--- Begin EXERCISE INPUT ---

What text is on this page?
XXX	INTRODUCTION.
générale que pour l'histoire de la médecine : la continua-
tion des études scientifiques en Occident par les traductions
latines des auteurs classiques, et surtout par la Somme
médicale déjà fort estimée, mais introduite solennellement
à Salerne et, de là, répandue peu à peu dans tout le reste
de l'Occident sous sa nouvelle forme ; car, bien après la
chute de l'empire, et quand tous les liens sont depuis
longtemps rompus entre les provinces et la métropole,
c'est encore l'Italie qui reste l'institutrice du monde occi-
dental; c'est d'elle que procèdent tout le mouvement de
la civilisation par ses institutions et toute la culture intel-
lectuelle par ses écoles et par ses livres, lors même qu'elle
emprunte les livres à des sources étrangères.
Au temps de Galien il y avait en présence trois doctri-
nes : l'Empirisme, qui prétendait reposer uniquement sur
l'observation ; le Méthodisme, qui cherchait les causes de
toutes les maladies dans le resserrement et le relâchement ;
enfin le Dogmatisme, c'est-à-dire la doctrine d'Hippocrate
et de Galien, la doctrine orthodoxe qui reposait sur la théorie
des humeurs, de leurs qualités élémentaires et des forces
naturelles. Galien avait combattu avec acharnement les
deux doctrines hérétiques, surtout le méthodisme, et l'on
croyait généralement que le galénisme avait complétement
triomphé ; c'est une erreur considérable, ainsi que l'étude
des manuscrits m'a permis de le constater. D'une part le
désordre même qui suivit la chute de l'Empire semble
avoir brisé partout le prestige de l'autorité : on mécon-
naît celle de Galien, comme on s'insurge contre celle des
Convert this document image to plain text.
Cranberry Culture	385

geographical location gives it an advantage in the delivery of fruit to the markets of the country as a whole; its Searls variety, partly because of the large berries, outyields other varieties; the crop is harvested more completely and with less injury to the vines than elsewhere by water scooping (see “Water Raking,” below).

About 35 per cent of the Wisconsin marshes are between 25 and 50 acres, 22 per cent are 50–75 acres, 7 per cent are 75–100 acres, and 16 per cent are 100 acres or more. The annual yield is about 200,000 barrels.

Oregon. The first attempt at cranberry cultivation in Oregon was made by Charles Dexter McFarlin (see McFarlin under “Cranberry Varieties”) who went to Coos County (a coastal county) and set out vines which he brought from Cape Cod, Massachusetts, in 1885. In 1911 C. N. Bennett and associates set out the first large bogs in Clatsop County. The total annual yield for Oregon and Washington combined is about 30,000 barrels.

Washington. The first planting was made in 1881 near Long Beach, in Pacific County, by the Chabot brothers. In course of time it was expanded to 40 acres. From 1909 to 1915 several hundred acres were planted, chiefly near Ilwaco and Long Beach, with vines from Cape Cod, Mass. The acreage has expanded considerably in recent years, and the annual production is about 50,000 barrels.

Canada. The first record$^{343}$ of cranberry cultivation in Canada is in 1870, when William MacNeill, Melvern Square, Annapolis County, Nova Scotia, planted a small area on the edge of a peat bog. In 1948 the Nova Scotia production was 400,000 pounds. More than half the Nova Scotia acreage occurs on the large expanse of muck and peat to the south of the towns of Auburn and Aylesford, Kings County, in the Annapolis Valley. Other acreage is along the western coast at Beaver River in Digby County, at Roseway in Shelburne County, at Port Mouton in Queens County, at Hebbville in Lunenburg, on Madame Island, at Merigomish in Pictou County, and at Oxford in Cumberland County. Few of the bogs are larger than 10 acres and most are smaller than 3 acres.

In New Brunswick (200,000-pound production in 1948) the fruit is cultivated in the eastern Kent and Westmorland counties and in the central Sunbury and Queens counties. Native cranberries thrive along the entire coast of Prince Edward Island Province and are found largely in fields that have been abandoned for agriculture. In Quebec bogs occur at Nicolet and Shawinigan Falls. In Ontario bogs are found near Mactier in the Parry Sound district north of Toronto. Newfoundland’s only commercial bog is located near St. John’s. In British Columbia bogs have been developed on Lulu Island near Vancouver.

--- End EXERCISE INPUT ---

Each line that contains the word "text" counts toward the total; give only that total.

2